**WRITTEN PROBLEM**
Pictures do not belong in the copy, so please give every entry below again exactly.

Stored data entries:
════════════════════

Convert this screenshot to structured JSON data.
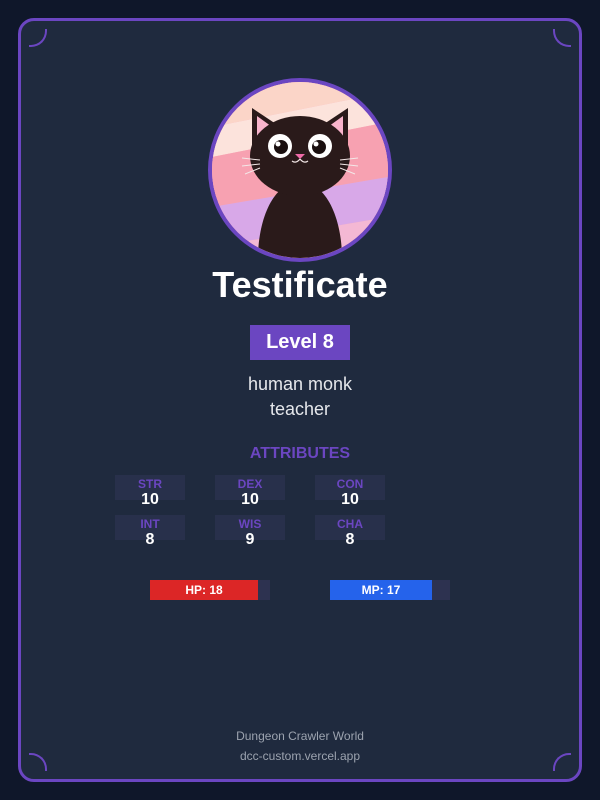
{
  "character": {
    "name": "Testificate",
    "level_label": "Level 8",
    "race_class": "human monk",
    "background": "teacher",
    "portrait": "black-cat-avatar"
  },
  "attributes": {
    "heading": "ATTRIBUTES",
    "items": [
      {
        "label": "STR",
        "value": "10"
      },
      {
        "label": "DEX",
        "value": "10"
      },
      {
        "label": "CON",
        "value": "10"
      },
      {
        "label": "INT",
        "value": "8"
      },
      {
        "label": "WIS",
        "value": "9"
      },
      {
        "label": "CHA",
        "value": "8"
      }
    ]
  },
  "stats": {
    "hp": {
      "label": "HP: 18",
      "fill_fraction": 0.9,
      "color": "#dc2626"
    },
    "mp": {
      "label": "MP: 17",
      "fill_fraction": 0.85,
      "color": "#2563eb"
    }
  },
  "footer": {
    "site_name": "Dungeon Crawler World",
    "url": "dcc-custom.vercel.app"
  },
  "theme": {
    "accent": "#6b46c1",
    "card_bg": "#1f2a3e",
    "page_bg": "#0f172a"
  }
}
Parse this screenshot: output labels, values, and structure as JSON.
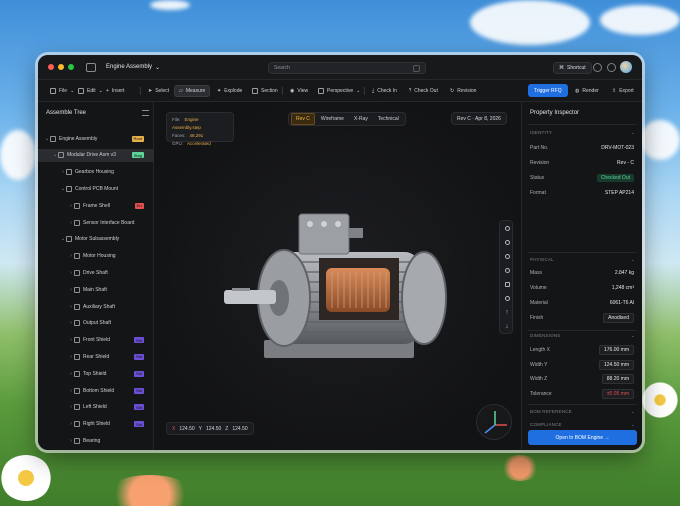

════════════════════

**TASK ANSWER**
Convert this screenshot to structured JSON data.
{
  "character": {
    "name": "Testificate",
    "level_label": "Level 8",
    "race_class": "human monk",
    "background": "teacher",
    "portrait": "black-cat-avatar"
  },
  "attributes": {
    "heading": "ATTRIBUTES",
    "items": [
      {
        "label": "STR",
        "value": "10"
      },
      {
        "label": "DEX",
        "value": "10"
      },
      {
        "label": "CON",
        "value": "10"
      },
      {
        "label": "INT",
        "value": "8"
      },
      {
        "label": "WIS",
        "value": "9"
      },
      {
        "label": "CHA",
        "value": "8"
      }
    ]
  },
  "stats": {
    "hp": {
      "label": "HP: 18",
      "fill_fraction": 0.9,
      "color": "#dc2626"
    },
    "mp": {
      "label": "MP: 17",
      "fill_fraction": 0.85,
      "color": "#2563eb"
    }
  },
  "footer": {
    "site_name": "Dungeon Crawler World",
    "url": "dcc-custom.vercel.app"
  },
  "theme": {
    "accent": "#6b46c1",
    "card_bg": "#1f2a3e",
    "page_bg": "#0f172a"
  }
}
Parse this screenshot: output labels, values, and structure as JSON.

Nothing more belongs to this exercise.